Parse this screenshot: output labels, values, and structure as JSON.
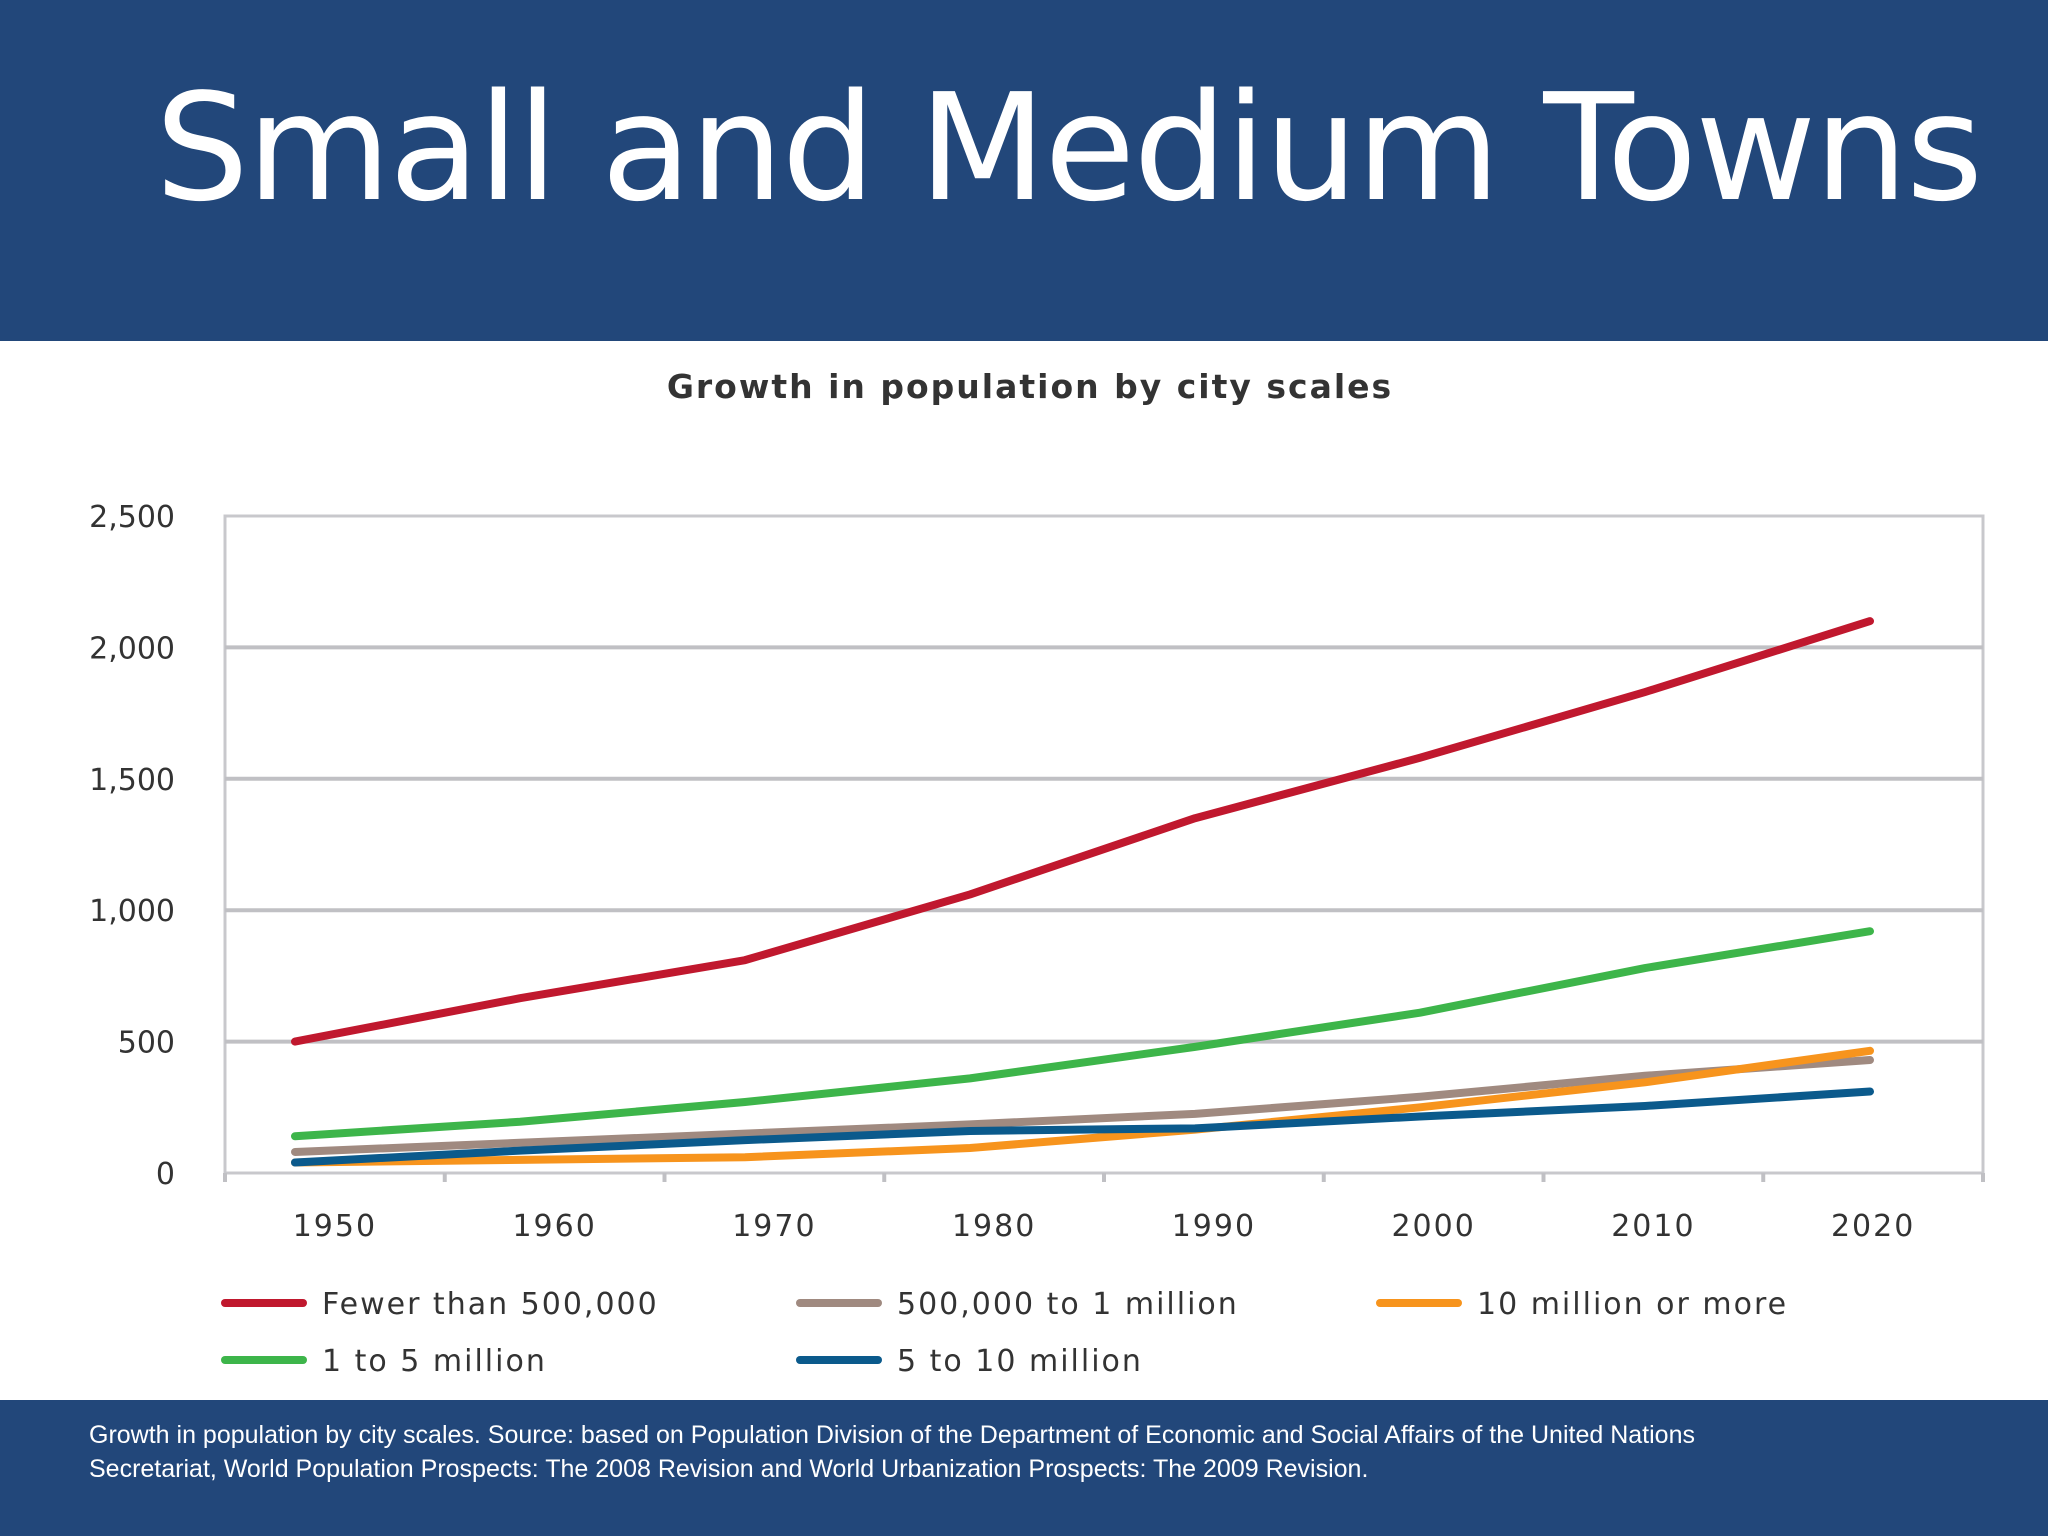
{
  "slide": {
    "title": "Small and Medium Towns",
    "caption": "Growth in population by city scales. Source: based on Population Division of the Department of Economic and Social Affairs of the United Nations Secretariat, World Population Prospects: The 2008 Revision and World Urbanization Prospects: The 2009 Revision.",
    "colors": {
      "header": "#22477a",
      "footer": "#22477a"
    }
  },
  "chart_data": {
    "type": "line",
    "title": "Growth in population by city scales",
    "xlabel": "",
    "ylabel": "",
    "x": [
      1950,
      1960,
      1970,
      1980,
      1990,
      2000,
      2010,
      2020
    ],
    "x_tick_labels": [
      "1950",
      "1960",
      "1970",
      "1980",
      "1990",
      "2000",
      "2010",
      "2020"
    ],
    "y_tick_labels": [
      "0",
      "500",
      "1,000",
      "1,500",
      "2,000",
      "2,500"
    ],
    "y_ticks": [
      0,
      500,
      1000,
      1500,
      2000,
      2500
    ],
    "ylim": [
      0,
      2500
    ],
    "grid": "horizontal",
    "legend_position": "bottom",
    "series": [
      {
        "name": "Fewer than 500,000",
        "color": "#c0182e",
        "values": [
          500,
          665,
          810,
          1060,
          1350,
          1580,
          1830,
          2100
        ]
      },
      {
        "name": "500,000 to 1 million",
        "color": "#a08a80",
        "values": [
          80,
          115,
          150,
          185,
          225,
          290,
          370,
          430
        ]
      },
      {
        "name": "10 million or more",
        "color": "#f7941d",
        "values": [
          40,
          50,
          60,
          95,
          165,
          250,
          345,
          465
        ]
      },
      {
        "name": "1 to 5 million",
        "color": "#3db54a",
        "values": [
          140,
          195,
          270,
          360,
          480,
          610,
          780,
          920
        ]
      },
      {
        "name": "5 to 10 million",
        "color": "#0b5a8c",
        "values": [
          40,
          85,
          125,
          160,
          170,
          215,
          255,
          310
        ]
      }
    ]
  }
}
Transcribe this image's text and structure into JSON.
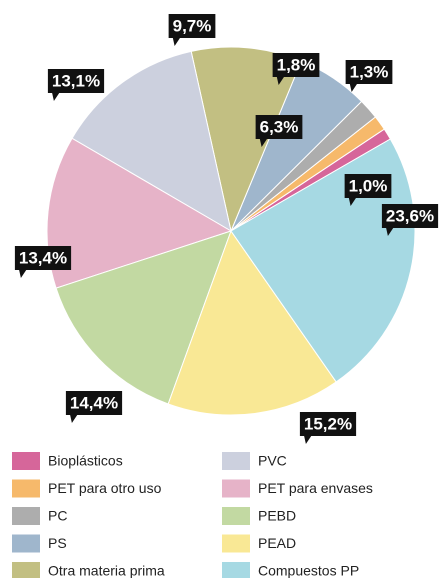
{
  "chart_data": {
    "type": "pie",
    "categories": [
      "Bioplásticos",
      "PET para otro uso",
      "PC",
      "PS",
      "Otra materia prima",
      "PVC",
      "PET para envases",
      "PEBD",
      "PEAD",
      "Compuestos PP"
    ],
    "values": [
      1.0,
      1.3,
      1.8,
      6.3,
      9.7,
      13.1,
      13.4,
      14.4,
      15.2,
      23.6
    ],
    "value_labels": [
      "1,0%",
      "1,3%",
      "1,8%",
      "6,3%",
      "9,7%",
      "13,1%",
      "13,4%",
      "14,4%",
      "15,2%",
      "23,6%"
    ],
    "colors": [
      "#d6669a",
      "#f6b96b",
      "#adadad",
      "#9fb6cc",
      "#c2bf82",
      "#ccd0de",
      "#e6b3c8",
      "#c2d9a2",
      "#f9e895",
      "#a6d9e3"
    ],
    "legend": "bottom"
  }
}
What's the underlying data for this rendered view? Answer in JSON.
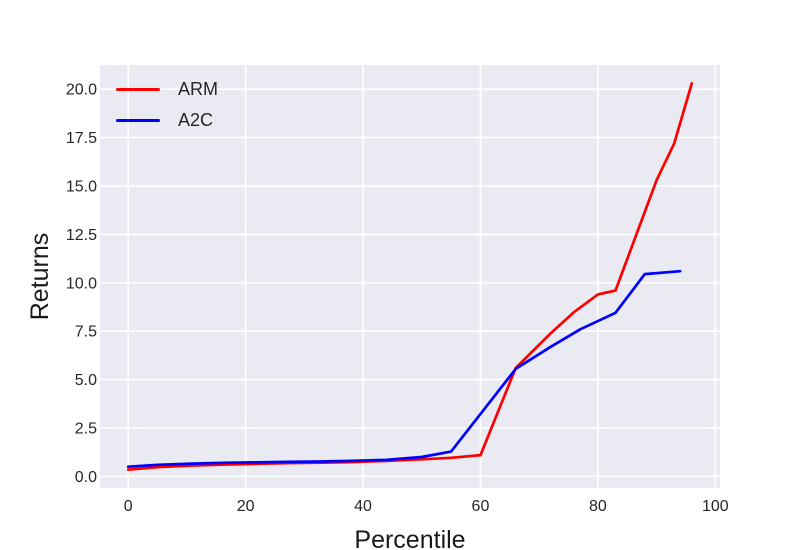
{
  "chart_data": {
    "type": "line",
    "title": "",
    "xlabel": "Percentile",
    "ylabel": "Returns",
    "xlim": [
      -4.8,
      100.8
    ],
    "ylim": [
      -0.6,
      21.25
    ],
    "xticks": {
      "values": [
        0,
        20,
        40,
        60,
        80,
        100
      ],
      "labels": [
        "0",
        "20",
        "40",
        "60",
        "80",
        "100"
      ]
    },
    "yticks": {
      "values": [
        0,
        2.5,
        5,
        7.5,
        10,
        12.5,
        15,
        17.5,
        20
      ],
      "labels": [
        "0.0",
        "2.5",
        "5.0",
        "7.5",
        "10.0",
        "12.5",
        "15.0",
        "17.5",
        "20.0"
      ]
    },
    "grid": true,
    "legend_position": "upper-left",
    "series": [
      {
        "name": "ARM",
        "color": "#ff0000",
        "points": [
          [
            0,
            0.35
          ],
          [
            5,
            0.48
          ],
          [
            11,
            0.56
          ],
          [
            16,
            0.61
          ],
          [
            22,
            0.65
          ],
          [
            27,
            0.68
          ],
          [
            33,
            0.71
          ],
          [
            38,
            0.74
          ],
          [
            44,
            0.8
          ],
          [
            50,
            0.88
          ],
          [
            55,
            0.96
          ],
          [
            60,
            1.1
          ],
          [
            66,
            5.6
          ],
          [
            72,
            7.4
          ],
          [
            76,
            8.5
          ],
          [
            80,
            9.4
          ],
          [
            83,
            9.6
          ],
          [
            90,
            15.3
          ],
          [
            93,
            17.2
          ],
          [
            96,
            20.3
          ]
        ]
      },
      {
        "name": "A2C",
        "color": "#0000ff",
        "points": [
          [
            0,
            0.5
          ],
          [
            5,
            0.6
          ],
          [
            11,
            0.66
          ],
          [
            16,
            0.7
          ],
          [
            22,
            0.73
          ],
          [
            27,
            0.75
          ],
          [
            33,
            0.77
          ],
          [
            38,
            0.8
          ],
          [
            44,
            0.85
          ],
          [
            50,
            1.0
          ],
          [
            55,
            1.28
          ],
          [
            66,
            5.55
          ],
          [
            72,
            6.7
          ],
          [
            77,
            7.6
          ],
          [
            83,
            8.45
          ],
          [
            88,
            10.45
          ],
          [
            94,
            10.6
          ]
        ]
      }
    ],
    "style": {
      "plot_bg": "#eaeaf2",
      "grid_color": "#ffffff",
      "tick_color": "#262626",
      "label_color": "#1a1a1a"
    }
  }
}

Given task: Report each line of the material above where the word "bottom" appears.

Full solution:
    "legend_position": "bottom",
    "legend": "bottom"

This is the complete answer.